*** Dataset excerpts
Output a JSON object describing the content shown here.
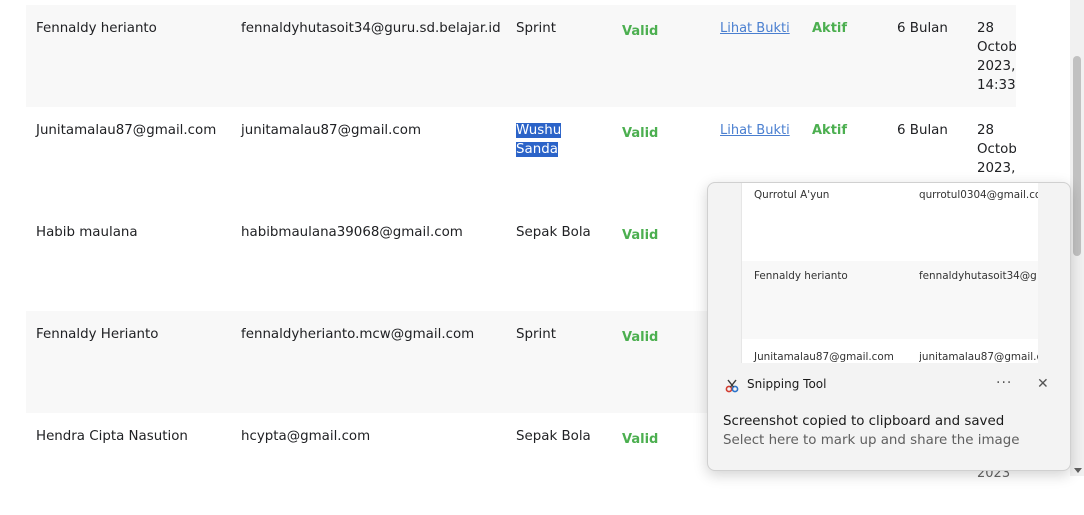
{
  "rows": [
    {
      "name": "Fennaldy herianto",
      "email": "fennaldyhutasoit34@guru.sd.belajar.id",
      "sport": "Sprint",
      "valid": "Valid",
      "proof_link": "Lihat Bukti",
      "status": "Aktif",
      "duration": "6 Bulan",
      "date": "28\nOctob\n2023,\n14:33"
    },
    {
      "name": "Junitamalau87@gmail.com",
      "email": "junitamalau87@gmail.com",
      "sport": "Wushu Sanda",
      "valid": "Valid",
      "proof_link": "Lihat Bukti",
      "status": "Aktif",
      "duration": "6 Bulan",
      "date": "28\nOctob\n2023,"
    },
    {
      "name": "Habib maulana",
      "email": "habibmaulana39068@gmail.com",
      "sport": "Sepak Bola",
      "valid": "Valid"
    },
    {
      "name": "Fennaldy Herianto",
      "email": "fennaldyherianto.mcw@gmail.com",
      "sport": "Sprint",
      "valid": "Valid"
    },
    {
      "name": "Hendra Cipta Nasution",
      "email": "hcypta@gmail.com",
      "sport": "Sepak Bola",
      "valid": "Valid"
    }
  ],
  "highlight": {
    "line1": "Wushu",
    "line2": "Sanda"
  },
  "partial_date_bottom": "2023",
  "toast": {
    "app_name": "Snipping Tool",
    "more_label": "···",
    "close_label": "✕",
    "title": "Screenshot copied to clipboard and saved",
    "subtitle": "Select here to mark up and share the image",
    "preview_rows": [
      {
        "name": "Qurrotul A'yun",
        "email": "qurrotul0304@gmail.co"
      },
      {
        "name": "Fennaldy herianto",
        "email": "fennaldyhutasoit34@g"
      },
      {
        "name": "Junitamalau87@gmail.com",
        "email": "junitamalau87@gmail.c"
      }
    ]
  },
  "colors": {
    "valid": "#4caf50",
    "link": "#4a7fd0",
    "highlight": "#2b63c8"
  },
  "icons": {
    "app": "snipping-tool-icon",
    "more": "more-icon",
    "close": "close-icon"
  }
}
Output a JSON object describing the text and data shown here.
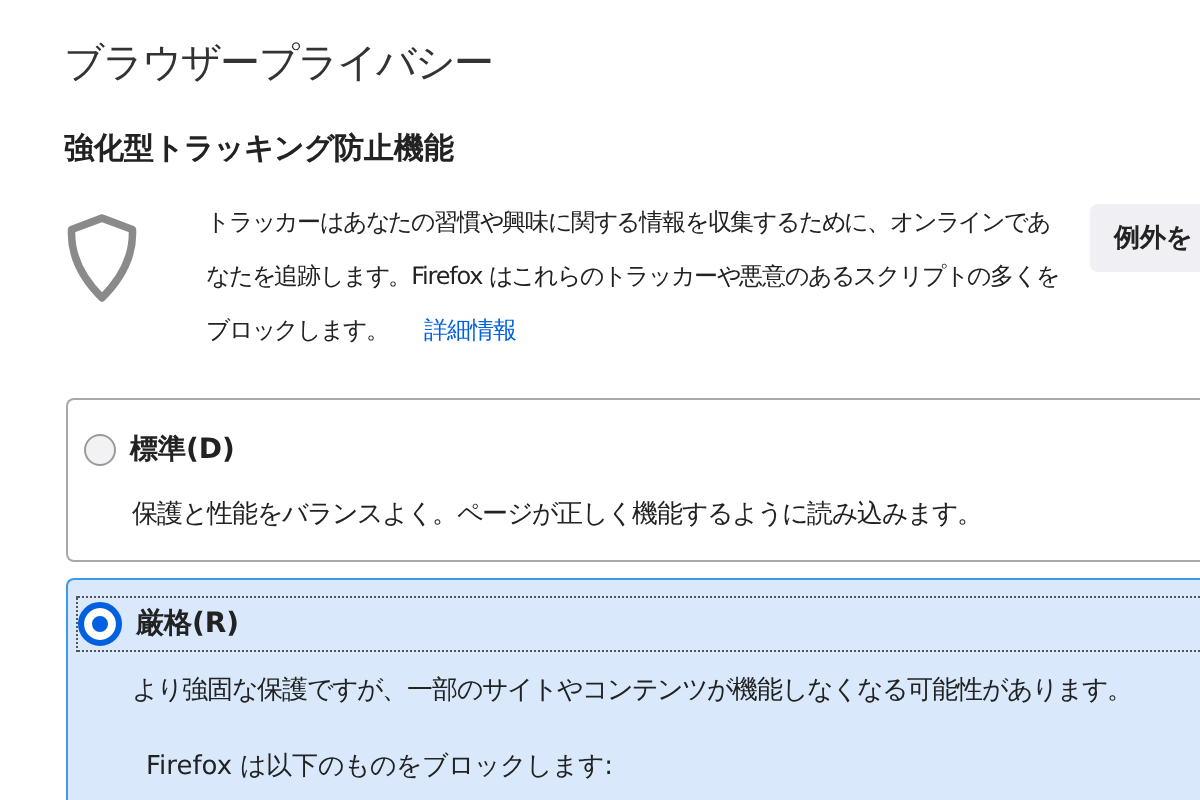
{
  "page_title": "ブラウザープライバシー",
  "section": {
    "heading": "強化型トラッキング防止機能",
    "description": "トラッカーはあなたの習慣や興味に関する情報を収集するために、オンラインであなたを追跡します。Firefox はこれらのトラッカーや悪意のあるスクリプトの多くをブロックします。",
    "link": "詳細情報",
    "exceptions_button": "例外を"
  },
  "options": [
    {
      "label": "標準(D)",
      "description": "保護と性能をバランスよく。ページが正しく機能するように読み込みます。",
      "selected": false,
      "focused": false
    },
    {
      "label": "厳格(R)",
      "description": "より強固な保護ですが、一部のサイトやコンテンツが機能しなくなる可能性があります。",
      "selected": true,
      "focused": true,
      "detail": "Firefox は以下のものをブロックします:"
    }
  ]
}
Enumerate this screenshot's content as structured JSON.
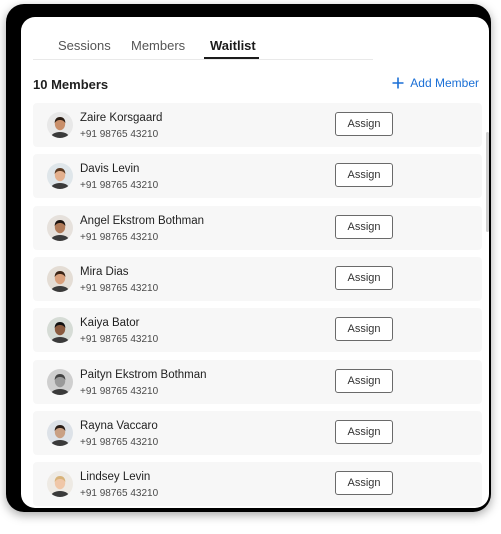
{
  "tabs": [
    {
      "label": "Sessions",
      "active": false
    },
    {
      "label": "Members",
      "active": false
    },
    {
      "label": "Waitlist",
      "active": true
    }
  ],
  "header": {
    "members_count": "10 Members",
    "add_member_label": "Add Member",
    "add_member_icon": "plus-icon"
  },
  "colors": {
    "accent": "#1a6fd6",
    "row_bg": "#f7f7f7"
  },
  "members": [
    {
      "name": "Zaire Korsgaard",
      "phone": "+91 98765 43210",
      "action": "Assign"
    },
    {
      "name": "Davis Levin",
      "phone": "+91 98765 43210",
      "action": "Assign"
    },
    {
      "name": "Angel Ekstrom Bothman",
      "phone": "+91 98765 43210",
      "action": "Assign"
    },
    {
      "name": "Mira Dias",
      "phone": "+91 98765 43210",
      "action": "Assign"
    },
    {
      "name": "Kaiya Bator",
      "phone": "+91 98765 43210",
      "action": "Assign"
    },
    {
      "name": "Paityn Ekstrom Bothman",
      "phone": "+91 98765 43210",
      "action": "Assign"
    },
    {
      "name": "Rayna Vaccaro",
      "phone": "+91 98765 43210",
      "action": "Assign"
    },
    {
      "name": "Lindsey Levin",
      "phone": "+91 98765 43210",
      "action": "Assign"
    }
  ]
}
******
> [Your objective]
Reproduce the lines from the line with "Enumerate this screenshot's" through the last line of the entries exactly, including both ends and excluding pictures.

> [Task answer]
Enumerate this screenshot's content as structured JSON.
{
  "tabs": [
    {
      "label": "Sessions",
      "active": false
    },
    {
      "label": "Members",
      "active": false
    },
    {
      "label": "Waitlist",
      "active": true
    }
  ],
  "header": {
    "members_count": "10 Members",
    "add_member_label": "Add Member",
    "add_member_icon": "plus-icon"
  },
  "colors": {
    "accent": "#1a6fd6",
    "row_bg": "#f7f7f7"
  },
  "members": [
    {
      "name": "Zaire Korsgaard",
      "phone": "+91 98765 43210",
      "action": "Assign"
    },
    {
      "name": "Davis Levin",
      "phone": "+91 98765 43210",
      "action": "Assign"
    },
    {
      "name": "Angel Ekstrom Bothman",
      "phone": "+91 98765 43210",
      "action": "Assign"
    },
    {
      "name": "Mira Dias",
      "phone": "+91 98765 43210",
      "action": "Assign"
    },
    {
      "name": "Kaiya Bator",
      "phone": "+91 98765 43210",
      "action": "Assign"
    },
    {
      "name": "Paityn Ekstrom Bothman",
      "phone": "+91 98765 43210",
      "action": "Assign"
    },
    {
      "name": "Rayna Vaccaro",
      "phone": "+91 98765 43210",
      "action": "Assign"
    },
    {
      "name": "Lindsey Levin",
      "phone": "+91 98765 43210",
      "action": "Assign"
    }
  ]
}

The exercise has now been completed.